Begin Input data

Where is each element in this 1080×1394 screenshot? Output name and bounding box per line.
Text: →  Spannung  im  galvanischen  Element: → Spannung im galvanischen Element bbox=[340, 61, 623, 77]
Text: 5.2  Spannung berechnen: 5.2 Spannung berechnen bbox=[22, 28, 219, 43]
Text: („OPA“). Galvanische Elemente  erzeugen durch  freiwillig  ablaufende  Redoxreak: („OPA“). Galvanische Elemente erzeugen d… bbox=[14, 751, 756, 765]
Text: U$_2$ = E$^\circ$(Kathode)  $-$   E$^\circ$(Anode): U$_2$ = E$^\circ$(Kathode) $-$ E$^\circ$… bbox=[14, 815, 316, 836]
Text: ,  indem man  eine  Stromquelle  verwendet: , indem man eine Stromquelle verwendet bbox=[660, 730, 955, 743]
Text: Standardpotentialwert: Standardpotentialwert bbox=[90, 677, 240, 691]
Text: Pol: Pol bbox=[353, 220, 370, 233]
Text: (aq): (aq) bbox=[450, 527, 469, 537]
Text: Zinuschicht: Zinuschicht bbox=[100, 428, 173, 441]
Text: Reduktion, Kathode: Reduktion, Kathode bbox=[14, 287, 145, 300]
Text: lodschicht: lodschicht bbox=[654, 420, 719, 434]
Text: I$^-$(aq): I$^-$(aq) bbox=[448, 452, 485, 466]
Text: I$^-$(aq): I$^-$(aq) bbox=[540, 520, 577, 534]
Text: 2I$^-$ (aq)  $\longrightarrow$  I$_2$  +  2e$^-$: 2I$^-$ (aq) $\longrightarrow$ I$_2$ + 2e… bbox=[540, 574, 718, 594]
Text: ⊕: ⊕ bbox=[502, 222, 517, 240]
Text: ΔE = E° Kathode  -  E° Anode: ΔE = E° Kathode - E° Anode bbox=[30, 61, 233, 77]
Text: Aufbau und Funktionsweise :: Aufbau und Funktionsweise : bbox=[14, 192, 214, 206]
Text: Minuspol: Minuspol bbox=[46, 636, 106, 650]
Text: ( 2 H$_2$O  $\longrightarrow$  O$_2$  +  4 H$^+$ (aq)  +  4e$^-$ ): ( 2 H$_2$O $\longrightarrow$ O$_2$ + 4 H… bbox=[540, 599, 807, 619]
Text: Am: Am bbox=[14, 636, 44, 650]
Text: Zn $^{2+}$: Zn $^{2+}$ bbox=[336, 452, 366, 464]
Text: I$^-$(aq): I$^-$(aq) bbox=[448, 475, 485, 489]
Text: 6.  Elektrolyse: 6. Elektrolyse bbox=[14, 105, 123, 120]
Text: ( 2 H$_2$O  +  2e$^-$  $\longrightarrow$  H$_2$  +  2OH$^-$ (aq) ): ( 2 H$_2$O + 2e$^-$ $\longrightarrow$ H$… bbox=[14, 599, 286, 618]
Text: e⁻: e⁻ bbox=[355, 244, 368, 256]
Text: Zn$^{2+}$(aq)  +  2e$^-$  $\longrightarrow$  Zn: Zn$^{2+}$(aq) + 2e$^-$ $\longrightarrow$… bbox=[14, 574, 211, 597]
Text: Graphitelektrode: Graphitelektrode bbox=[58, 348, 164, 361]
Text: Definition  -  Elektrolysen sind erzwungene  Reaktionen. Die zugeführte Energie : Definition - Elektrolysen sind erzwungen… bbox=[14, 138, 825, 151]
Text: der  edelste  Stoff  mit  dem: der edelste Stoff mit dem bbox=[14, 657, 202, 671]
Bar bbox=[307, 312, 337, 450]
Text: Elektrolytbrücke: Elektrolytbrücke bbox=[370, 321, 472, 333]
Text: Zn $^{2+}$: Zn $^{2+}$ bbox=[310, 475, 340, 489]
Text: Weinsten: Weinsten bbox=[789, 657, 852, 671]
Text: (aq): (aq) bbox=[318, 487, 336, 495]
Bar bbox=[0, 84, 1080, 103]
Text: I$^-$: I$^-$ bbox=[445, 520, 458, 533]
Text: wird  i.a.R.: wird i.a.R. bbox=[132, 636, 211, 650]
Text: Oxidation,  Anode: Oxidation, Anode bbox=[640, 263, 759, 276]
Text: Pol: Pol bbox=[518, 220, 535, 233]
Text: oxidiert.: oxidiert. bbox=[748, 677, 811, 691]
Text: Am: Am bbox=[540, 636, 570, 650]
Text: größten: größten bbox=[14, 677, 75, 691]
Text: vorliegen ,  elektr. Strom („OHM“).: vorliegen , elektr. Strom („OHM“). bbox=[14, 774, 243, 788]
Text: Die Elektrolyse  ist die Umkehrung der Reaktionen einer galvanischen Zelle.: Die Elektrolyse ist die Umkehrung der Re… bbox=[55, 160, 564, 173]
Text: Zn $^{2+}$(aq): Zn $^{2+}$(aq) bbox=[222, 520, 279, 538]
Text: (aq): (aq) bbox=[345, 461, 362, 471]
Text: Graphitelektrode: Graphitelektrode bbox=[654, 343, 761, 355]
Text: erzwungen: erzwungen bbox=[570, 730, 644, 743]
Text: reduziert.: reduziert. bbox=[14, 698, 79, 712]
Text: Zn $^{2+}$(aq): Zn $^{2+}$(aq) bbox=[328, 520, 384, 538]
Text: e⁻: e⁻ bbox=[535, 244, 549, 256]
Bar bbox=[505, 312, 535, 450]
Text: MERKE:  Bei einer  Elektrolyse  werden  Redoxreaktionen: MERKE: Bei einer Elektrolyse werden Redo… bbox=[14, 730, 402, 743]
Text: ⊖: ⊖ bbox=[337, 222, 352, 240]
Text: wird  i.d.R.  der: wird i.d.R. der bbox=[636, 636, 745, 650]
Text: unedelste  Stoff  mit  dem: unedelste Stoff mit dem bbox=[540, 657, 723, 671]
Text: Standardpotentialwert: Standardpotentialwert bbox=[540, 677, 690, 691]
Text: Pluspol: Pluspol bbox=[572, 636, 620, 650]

End Input data

**Problem to work on**
Return every item above, line for line, with no changes.

**Response**
Where is each element in this 1080×1394 screenshot? Output name and bounding box per line.
Text: →  Spannung  im  galvanischen  Element: → Spannung im galvanischen Element bbox=[340, 61, 623, 77]
Text: 5.2  Spannung berechnen: 5.2 Spannung berechnen bbox=[22, 28, 219, 43]
Text: („OPA“). Galvanische Elemente  erzeugen durch  freiwillig  ablaufende  Redoxreak: („OPA“). Galvanische Elemente erzeugen d… bbox=[14, 751, 756, 765]
Text: U$_2$ = E$^\circ$(Kathode)  $-$   E$^\circ$(Anode): U$_2$ = E$^\circ$(Kathode) $-$ E$^\circ$… bbox=[14, 815, 316, 836]
Text: ,  indem man  eine  Stromquelle  verwendet: , indem man eine Stromquelle verwendet bbox=[660, 730, 955, 743]
Text: Standardpotentialwert: Standardpotentialwert bbox=[90, 677, 240, 691]
Text: Pol: Pol bbox=[353, 220, 370, 233]
Text: (aq): (aq) bbox=[450, 527, 469, 537]
Text: Zinuschicht: Zinuschicht bbox=[100, 428, 173, 441]
Text: Reduktion, Kathode: Reduktion, Kathode bbox=[14, 287, 145, 300]
Text: lodschicht: lodschicht bbox=[654, 420, 719, 434]
Text: I$^-$(aq): I$^-$(aq) bbox=[448, 452, 485, 466]
Text: I$^-$(aq): I$^-$(aq) bbox=[540, 520, 577, 534]
Text: 2I$^-$ (aq)  $\longrightarrow$  I$_2$  +  2e$^-$: 2I$^-$ (aq) $\longrightarrow$ I$_2$ + 2e… bbox=[540, 574, 718, 594]
Text: ⊕: ⊕ bbox=[502, 222, 517, 240]
Text: ΔE = E° Kathode  -  E° Anode: ΔE = E° Kathode - E° Anode bbox=[30, 61, 233, 77]
Text: Aufbau und Funktionsweise :: Aufbau und Funktionsweise : bbox=[14, 192, 214, 206]
Text: Minuspol: Minuspol bbox=[46, 636, 106, 650]
Text: ( 2 H$_2$O  $\longrightarrow$  O$_2$  +  4 H$^+$ (aq)  +  4e$^-$ ): ( 2 H$_2$O $\longrightarrow$ O$_2$ + 4 H… bbox=[540, 599, 807, 619]
Text: Am: Am bbox=[14, 636, 44, 650]
Text: Zn $^{2+}$: Zn $^{2+}$ bbox=[336, 452, 366, 464]
Text: I$^-$(aq): I$^-$(aq) bbox=[448, 475, 485, 489]
Text: 6.  Elektrolyse: 6. Elektrolyse bbox=[14, 105, 123, 120]
Text: ( 2 H$_2$O  +  2e$^-$  $\longrightarrow$  H$_2$  +  2OH$^-$ (aq) ): ( 2 H$_2$O + 2e$^-$ $\longrightarrow$ H$… bbox=[14, 599, 286, 618]
Text: e⁻: e⁻ bbox=[355, 244, 368, 256]
Text: Zn$^{2+}$(aq)  +  2e$^-$  $\longrightarrow$  Zn: Zn$^{2+}$(aq) + 2e$^-$ $\longrightarrow$… bbox=[14, 574, 211, 597]
Text: Graphitelektrode: Graphitelektrode bbox=[58, 348, 164, 361]
Text: Definition  -  Elektrolysen sind erzwungene  Reaktionen. Die zugeführte Energie : Definition - Elektrolysen sind erzwungen… bbox=[14, 138, 825, 151]
Text: der  edelste  Stoff  mit  dem: der edelste Stoff mit dem bbox=[14, 657, 202, 671]
Bar bbox=[307, 312, 337, 450]
Text: Elektrolytbrücke: Elektrolytbrücke bbox=[370, 321, 472, 333]
Text: Zn $^{2+}$: Zn $^{2+}$ bbox=[310, 475, 340, 489]
Text: Weinsten: Weinsten bbox=[789, 657, 852, 671]
Text: (aq): (aq) bbox=[318, 487, 336, 495]
Bar bbox=[0, 84, 1080, 103]
Text: I$^-$: I$^-$ bbox=[445, 520, 458, 533]
Text: wird  i.a.R.: wird i.a.R. bbox=[132, 636, 211, 650]
Text: Oxidation,  Anode: Oxidation, Anode bbox=[640, 263, 759, 276]
Text: Pol: Pol bbox=[518, 220, 535, 233]
Text: oxidiert.: oxidiert. bbox=[748, 677, 811, 691]
Text: Am: Am bbox=[540, 636, 570, 650]
Text: größten: größten bbox=[14, 677, 75, 691]
Text: vorliegen ,  elektr. Strom („OHM“).: vorliegen , elektr. Strom („OHM“). bbox=[14, 774, 243, 788]
Text: Die Elektrolyse  ist die Umkehrung der Reaktionen einer galvanischen Zelle.: Die Elektrolyse ist die Umkehrung der Re… bbox=[55, 160, 564, 173]
Text: Zn $^{2+}$(aq): Zn $^{2+}$(aq) bbox=[222, 520, 279, 538]
Text: (aq): (aq) bbox=[345, 461, 362, 471]
Text: Graphitelektrode: Graphitelektrode bbox=[654, 343, 761, 355]
Text: erzwungen: erzwungen bbox=[570, 730, 644, 743]
Text: reduziert.: reduziert. bbox=[14, 698, 79, 712]
Text: Zn $^{2+}$(aq): Zn $^{2+}$(aq) bbox=[328, 520, 384, 538]
Text: e⁻: e⁻ bbox=[535, 244, 549, 256]
Bar bbox=[505, 312, 535, 450]
Text: MERKE:  Bei einer  Elektrolyse  werden  Redoxreaktionen: MERKE: Bei einer Elektrolyse werden Redo… bbox=[14, 730, 402, 743]
Text: ⊖: ⊖ bbox=[337, 222, 352, 240]
Text: wird  i.d.R.  der: wird i.d.R. der bbox=[636, 636, 745, 650]
Text: unedelste  Stoff  mit  dem: unedelste Stoff mit dem bbox=[540, 657, 723, 671]
Text: Standardpotentialwert: Standardpotentialwert bbox=[540, 677, 690, 691]
Text: Pluspol: Pluspol bbox=[572, 636, 620, 650]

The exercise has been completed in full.